= RECORDS FOR THE EXERCISE =
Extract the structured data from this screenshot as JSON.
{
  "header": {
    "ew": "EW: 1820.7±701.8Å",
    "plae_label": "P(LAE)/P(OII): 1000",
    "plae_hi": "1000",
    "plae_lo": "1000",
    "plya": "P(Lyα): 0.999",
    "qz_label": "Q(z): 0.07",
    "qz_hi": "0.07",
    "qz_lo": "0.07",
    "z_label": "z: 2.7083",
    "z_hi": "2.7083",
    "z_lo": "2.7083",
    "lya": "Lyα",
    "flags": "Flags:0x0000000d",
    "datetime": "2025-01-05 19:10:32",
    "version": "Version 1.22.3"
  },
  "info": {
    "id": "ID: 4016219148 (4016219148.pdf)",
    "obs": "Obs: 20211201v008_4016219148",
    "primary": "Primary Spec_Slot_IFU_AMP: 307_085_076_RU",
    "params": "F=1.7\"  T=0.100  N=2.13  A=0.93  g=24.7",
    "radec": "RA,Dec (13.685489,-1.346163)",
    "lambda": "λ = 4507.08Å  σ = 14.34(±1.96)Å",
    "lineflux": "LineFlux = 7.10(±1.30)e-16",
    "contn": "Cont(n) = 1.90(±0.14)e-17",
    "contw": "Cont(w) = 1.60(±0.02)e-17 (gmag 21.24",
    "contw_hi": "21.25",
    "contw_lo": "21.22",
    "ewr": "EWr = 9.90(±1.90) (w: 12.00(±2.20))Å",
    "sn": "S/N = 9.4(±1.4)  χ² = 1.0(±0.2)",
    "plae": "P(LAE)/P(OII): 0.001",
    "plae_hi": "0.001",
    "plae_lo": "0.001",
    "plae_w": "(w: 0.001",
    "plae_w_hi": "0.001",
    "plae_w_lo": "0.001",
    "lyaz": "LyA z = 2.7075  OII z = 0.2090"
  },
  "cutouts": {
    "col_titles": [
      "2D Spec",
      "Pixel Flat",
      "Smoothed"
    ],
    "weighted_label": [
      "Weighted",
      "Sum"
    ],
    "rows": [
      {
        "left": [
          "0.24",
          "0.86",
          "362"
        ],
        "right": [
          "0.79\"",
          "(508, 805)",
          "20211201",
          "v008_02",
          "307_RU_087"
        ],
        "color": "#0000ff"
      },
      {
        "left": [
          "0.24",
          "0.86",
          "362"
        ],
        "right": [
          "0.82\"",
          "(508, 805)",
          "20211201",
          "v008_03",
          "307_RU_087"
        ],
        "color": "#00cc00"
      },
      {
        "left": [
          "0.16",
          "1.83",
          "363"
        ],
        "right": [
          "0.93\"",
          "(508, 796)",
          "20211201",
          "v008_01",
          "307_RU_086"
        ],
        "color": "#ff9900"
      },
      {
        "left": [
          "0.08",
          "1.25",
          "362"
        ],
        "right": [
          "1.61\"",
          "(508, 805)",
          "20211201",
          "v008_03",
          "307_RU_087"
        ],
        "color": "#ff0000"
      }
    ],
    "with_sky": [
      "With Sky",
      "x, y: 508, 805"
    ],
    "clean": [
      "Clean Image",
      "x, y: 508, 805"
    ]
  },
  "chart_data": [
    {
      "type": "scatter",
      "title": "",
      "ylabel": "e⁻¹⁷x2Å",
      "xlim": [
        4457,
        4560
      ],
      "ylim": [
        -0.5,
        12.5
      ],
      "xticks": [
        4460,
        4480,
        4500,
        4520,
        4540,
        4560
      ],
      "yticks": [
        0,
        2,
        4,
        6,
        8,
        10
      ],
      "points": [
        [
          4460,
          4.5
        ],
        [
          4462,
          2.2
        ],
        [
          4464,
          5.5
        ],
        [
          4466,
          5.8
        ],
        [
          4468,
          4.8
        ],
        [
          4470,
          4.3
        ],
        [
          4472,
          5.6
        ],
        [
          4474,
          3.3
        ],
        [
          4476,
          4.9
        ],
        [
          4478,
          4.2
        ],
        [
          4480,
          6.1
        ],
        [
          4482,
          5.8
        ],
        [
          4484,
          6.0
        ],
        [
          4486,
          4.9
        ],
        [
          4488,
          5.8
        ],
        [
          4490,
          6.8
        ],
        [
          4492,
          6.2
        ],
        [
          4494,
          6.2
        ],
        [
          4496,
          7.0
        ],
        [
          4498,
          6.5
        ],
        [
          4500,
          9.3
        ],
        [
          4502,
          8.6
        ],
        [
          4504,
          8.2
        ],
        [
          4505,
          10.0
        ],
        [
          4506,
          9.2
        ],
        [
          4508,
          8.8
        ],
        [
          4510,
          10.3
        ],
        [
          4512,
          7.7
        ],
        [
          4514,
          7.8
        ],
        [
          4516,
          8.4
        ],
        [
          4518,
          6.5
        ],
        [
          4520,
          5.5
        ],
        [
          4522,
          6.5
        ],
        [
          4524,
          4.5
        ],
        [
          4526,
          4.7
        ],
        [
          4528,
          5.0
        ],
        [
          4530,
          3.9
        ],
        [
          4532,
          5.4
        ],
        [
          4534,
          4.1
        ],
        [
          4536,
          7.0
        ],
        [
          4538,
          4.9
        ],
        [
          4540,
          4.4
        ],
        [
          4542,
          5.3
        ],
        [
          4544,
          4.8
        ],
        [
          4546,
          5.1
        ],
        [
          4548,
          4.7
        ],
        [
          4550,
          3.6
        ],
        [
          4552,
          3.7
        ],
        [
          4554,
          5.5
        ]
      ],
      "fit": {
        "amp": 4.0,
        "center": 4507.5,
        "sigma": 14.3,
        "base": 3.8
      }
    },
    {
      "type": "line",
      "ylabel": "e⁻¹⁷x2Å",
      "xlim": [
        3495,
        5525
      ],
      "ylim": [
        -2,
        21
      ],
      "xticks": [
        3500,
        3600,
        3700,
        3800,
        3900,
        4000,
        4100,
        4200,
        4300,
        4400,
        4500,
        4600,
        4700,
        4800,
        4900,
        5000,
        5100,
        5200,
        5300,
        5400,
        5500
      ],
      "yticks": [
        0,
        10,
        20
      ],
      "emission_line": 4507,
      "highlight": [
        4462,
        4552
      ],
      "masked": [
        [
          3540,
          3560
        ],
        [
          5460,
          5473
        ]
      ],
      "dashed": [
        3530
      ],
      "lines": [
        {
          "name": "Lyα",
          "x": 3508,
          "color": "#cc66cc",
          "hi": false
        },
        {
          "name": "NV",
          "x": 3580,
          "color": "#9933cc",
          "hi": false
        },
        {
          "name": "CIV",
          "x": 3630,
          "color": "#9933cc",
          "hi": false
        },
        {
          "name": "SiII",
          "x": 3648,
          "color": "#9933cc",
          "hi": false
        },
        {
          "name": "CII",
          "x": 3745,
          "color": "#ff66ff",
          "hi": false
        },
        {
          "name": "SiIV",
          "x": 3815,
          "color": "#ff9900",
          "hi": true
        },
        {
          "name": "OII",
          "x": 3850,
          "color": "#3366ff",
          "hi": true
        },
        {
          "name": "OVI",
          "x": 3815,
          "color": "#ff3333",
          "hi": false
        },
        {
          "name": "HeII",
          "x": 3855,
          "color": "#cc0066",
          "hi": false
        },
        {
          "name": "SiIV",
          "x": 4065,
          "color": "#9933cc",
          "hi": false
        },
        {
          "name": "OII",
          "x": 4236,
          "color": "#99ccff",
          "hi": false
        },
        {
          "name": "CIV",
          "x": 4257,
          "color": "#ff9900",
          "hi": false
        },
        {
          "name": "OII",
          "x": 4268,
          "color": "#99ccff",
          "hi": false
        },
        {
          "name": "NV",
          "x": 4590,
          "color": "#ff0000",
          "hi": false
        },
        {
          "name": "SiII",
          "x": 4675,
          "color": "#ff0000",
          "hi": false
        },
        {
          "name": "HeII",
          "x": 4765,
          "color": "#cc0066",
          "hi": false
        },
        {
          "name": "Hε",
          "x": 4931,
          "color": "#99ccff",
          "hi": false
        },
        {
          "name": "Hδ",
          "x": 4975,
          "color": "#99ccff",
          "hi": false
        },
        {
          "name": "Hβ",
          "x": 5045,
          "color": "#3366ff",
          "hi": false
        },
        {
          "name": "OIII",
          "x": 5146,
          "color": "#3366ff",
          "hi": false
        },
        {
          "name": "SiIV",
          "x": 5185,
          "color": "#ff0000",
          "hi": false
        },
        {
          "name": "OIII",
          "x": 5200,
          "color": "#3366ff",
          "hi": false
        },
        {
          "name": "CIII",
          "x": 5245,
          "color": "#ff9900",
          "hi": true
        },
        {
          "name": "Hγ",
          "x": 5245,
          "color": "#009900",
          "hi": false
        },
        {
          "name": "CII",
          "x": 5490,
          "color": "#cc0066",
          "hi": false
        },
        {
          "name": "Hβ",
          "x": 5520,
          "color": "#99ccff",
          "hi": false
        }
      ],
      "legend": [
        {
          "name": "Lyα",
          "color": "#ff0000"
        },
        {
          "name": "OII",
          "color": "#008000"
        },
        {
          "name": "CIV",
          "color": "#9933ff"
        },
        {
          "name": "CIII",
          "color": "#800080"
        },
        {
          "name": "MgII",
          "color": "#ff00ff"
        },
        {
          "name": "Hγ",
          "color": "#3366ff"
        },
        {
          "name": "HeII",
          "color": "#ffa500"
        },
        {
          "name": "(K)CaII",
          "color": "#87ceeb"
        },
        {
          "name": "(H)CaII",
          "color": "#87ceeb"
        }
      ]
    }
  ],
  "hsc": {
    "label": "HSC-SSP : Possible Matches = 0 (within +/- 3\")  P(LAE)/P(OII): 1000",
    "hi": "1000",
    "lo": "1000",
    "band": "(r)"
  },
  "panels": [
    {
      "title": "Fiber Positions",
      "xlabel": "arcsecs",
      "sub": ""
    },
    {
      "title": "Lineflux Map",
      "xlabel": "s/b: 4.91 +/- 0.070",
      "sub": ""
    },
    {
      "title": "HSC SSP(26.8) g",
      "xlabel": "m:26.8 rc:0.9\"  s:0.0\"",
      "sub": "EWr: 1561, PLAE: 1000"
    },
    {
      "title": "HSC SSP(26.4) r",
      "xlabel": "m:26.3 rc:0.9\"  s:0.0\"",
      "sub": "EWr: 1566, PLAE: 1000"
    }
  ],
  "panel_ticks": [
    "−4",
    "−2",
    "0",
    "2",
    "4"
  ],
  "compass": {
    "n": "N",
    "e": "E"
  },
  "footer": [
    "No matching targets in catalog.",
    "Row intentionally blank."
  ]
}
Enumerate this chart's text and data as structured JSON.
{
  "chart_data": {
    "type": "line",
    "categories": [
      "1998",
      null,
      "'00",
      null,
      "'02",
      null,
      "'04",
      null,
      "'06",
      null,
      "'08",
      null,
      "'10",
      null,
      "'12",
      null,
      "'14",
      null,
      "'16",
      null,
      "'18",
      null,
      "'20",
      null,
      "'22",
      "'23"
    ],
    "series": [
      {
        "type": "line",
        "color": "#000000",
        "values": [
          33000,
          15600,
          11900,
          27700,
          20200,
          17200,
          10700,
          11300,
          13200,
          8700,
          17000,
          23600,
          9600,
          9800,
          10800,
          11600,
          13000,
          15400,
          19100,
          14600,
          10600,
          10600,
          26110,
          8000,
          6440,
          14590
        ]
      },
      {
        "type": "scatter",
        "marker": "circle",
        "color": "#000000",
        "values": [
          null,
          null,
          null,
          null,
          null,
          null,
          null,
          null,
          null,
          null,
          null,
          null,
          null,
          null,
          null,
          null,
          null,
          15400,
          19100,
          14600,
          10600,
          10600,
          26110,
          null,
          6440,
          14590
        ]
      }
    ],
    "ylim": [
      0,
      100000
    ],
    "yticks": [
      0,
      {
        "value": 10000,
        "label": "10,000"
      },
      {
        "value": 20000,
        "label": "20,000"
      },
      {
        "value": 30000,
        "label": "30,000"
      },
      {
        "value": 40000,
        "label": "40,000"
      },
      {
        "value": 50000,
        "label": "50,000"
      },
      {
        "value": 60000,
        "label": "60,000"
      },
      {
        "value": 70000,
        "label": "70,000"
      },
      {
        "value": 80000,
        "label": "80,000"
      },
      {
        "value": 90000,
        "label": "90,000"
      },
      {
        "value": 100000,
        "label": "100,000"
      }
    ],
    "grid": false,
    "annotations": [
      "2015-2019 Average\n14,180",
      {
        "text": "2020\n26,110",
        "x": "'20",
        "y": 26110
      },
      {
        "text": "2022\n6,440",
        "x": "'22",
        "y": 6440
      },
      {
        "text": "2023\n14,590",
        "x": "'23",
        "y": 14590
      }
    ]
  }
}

= SHORT PROBLEM =
All lines that include "type" are to be gathered and copied.

= RESULT =
      "type": "scatter",
      "type": "line",
    "type": "line",
        "type": "line",
        "type": "scatter",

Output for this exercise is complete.